Copy out the records word for word, from the first line through the line that contains "256, 327, 339]", and include that line as well.

* Element boundary records
* * *

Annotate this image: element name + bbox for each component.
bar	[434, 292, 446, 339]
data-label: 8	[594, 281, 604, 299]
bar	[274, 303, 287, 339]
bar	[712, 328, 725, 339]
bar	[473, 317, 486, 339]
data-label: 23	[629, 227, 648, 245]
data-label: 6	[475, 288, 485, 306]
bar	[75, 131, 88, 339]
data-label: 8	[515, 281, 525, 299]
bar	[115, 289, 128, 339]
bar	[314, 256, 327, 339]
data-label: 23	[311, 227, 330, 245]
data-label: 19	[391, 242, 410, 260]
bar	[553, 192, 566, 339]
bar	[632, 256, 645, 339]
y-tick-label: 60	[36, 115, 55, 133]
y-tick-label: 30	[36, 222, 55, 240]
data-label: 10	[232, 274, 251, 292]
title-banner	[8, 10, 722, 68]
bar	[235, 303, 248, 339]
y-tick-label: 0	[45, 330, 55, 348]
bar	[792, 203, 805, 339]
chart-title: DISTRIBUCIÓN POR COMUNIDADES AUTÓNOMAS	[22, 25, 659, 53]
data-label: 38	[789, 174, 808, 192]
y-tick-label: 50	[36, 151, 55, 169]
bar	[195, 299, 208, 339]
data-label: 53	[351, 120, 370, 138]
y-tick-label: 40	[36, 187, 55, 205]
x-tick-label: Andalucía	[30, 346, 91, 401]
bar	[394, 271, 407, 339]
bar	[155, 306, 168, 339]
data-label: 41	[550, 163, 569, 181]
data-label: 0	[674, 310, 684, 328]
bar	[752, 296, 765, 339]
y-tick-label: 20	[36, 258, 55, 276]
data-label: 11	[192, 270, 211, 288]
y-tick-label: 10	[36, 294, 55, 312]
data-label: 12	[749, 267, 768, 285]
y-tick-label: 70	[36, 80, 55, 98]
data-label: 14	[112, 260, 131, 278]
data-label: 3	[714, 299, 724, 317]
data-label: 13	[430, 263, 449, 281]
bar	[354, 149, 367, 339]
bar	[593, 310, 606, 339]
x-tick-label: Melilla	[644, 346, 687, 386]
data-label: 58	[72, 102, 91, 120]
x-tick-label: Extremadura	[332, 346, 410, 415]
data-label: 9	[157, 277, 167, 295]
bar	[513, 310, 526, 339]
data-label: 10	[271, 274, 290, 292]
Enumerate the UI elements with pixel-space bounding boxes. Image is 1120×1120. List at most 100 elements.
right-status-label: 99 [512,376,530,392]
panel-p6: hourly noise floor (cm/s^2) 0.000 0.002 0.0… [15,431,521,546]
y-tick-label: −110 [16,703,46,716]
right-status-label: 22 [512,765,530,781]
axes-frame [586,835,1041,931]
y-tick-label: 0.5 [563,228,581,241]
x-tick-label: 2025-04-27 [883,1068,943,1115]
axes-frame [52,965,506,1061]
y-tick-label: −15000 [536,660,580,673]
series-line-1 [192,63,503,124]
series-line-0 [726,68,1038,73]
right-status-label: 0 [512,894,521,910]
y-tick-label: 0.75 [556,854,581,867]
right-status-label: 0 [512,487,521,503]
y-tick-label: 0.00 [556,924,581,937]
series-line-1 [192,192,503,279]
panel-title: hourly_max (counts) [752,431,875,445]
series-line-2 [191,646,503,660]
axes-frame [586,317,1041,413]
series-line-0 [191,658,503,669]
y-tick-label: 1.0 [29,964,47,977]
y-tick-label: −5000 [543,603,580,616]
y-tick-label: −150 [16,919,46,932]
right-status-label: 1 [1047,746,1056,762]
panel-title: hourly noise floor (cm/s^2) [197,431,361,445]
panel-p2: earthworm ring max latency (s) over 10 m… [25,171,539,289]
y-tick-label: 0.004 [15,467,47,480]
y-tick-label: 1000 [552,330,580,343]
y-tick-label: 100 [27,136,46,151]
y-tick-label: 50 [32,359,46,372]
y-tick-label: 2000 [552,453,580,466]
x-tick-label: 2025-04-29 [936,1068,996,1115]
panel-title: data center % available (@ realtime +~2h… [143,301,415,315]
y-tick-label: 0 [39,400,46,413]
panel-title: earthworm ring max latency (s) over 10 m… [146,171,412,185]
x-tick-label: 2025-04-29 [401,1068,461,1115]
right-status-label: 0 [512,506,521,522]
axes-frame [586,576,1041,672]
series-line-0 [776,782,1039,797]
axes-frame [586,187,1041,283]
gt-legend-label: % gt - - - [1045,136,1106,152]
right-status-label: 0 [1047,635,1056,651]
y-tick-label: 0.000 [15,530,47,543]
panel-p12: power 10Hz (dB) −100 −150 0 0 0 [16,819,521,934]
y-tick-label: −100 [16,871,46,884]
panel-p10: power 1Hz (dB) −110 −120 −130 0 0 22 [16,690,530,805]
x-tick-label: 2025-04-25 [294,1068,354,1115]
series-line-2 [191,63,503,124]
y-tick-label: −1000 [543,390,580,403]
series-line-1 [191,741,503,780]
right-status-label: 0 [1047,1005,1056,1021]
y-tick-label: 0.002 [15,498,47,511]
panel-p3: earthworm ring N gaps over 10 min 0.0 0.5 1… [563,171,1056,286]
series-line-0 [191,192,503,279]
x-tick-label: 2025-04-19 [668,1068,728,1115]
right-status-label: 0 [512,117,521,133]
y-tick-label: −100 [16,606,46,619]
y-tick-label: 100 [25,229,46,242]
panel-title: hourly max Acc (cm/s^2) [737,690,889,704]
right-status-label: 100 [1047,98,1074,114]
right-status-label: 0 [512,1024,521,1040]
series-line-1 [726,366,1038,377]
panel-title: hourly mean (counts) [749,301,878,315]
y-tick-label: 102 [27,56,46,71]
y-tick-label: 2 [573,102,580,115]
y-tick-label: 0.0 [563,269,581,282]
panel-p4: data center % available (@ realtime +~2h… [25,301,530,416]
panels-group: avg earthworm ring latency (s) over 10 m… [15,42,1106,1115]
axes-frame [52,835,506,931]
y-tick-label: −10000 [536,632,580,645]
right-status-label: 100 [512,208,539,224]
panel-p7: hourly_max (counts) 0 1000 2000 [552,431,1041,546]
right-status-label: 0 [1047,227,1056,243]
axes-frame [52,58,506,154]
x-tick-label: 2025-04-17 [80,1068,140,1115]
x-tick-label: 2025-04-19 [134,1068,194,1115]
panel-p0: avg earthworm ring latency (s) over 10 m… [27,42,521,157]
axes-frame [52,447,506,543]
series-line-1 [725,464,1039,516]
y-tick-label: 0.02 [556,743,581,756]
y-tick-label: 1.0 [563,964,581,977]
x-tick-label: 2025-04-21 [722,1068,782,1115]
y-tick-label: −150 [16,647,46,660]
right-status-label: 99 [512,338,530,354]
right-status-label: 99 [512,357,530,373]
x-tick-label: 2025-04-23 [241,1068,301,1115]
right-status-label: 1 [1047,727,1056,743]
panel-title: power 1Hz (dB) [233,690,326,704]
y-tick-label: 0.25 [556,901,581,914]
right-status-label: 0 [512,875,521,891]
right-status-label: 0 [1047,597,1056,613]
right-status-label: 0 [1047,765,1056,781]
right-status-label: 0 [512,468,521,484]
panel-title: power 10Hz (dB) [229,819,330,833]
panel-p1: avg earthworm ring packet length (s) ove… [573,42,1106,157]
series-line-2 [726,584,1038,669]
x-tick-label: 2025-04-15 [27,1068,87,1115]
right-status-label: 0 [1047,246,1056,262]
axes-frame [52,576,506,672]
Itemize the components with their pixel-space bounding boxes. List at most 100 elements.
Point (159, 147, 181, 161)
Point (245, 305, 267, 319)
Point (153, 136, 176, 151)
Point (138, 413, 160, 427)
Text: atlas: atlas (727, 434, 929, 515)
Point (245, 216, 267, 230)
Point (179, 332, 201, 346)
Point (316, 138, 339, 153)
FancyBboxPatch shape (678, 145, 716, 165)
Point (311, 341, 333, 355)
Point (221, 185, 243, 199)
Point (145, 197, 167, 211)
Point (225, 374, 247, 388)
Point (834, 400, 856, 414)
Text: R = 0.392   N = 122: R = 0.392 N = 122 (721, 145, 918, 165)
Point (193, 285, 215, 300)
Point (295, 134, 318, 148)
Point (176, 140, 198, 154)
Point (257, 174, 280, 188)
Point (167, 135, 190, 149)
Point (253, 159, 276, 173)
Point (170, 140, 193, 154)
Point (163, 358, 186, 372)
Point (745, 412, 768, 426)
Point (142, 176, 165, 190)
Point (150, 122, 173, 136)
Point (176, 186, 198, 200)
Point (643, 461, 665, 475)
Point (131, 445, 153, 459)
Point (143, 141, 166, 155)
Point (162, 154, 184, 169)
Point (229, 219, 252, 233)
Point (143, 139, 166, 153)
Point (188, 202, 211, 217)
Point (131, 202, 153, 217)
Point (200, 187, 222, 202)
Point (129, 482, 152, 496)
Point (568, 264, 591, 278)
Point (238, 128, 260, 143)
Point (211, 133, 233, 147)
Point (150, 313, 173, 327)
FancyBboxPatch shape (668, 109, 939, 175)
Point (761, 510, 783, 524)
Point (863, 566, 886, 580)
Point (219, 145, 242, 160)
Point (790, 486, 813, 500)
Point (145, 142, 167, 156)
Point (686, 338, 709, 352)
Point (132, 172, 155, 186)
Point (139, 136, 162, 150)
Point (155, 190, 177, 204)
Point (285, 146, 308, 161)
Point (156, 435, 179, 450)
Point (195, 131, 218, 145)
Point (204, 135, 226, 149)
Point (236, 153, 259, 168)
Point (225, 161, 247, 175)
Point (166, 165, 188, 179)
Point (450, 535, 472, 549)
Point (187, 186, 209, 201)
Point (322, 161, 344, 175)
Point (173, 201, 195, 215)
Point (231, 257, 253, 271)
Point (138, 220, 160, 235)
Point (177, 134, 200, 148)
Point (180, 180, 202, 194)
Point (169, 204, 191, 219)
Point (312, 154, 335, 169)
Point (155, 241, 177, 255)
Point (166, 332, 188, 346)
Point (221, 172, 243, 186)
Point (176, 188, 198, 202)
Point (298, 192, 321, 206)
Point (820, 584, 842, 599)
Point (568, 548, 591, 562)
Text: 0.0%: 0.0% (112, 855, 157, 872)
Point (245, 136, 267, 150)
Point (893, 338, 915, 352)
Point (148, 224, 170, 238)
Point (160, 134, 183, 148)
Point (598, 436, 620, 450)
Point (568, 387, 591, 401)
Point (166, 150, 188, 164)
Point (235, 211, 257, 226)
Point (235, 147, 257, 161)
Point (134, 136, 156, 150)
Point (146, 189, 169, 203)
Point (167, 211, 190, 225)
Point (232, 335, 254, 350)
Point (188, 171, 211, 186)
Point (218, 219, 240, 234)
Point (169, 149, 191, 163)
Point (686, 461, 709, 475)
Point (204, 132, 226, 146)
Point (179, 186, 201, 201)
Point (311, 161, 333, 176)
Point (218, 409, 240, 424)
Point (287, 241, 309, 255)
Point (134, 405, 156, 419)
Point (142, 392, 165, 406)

* * *

* Complete answer
Annotate this image: element name + bbox for each component.
bar	[434, 292, 446, 339]
data-label: 8	[594, 281, 604, 299]
bar	[274, 303, 287, 339]
bar	[712, 328, 725, 339]
bar	[473, 317, 486, 339]
data-label: 23	[629, 227, 648, 245]
data-label: 6	[475, 288, 485, 306]
bar	[75, 131, 88, 339]
data-label: 8	[515, 281, 525, 299]
bar	[115, 289, 128, 339]
bar	[314, 256, 327, 339]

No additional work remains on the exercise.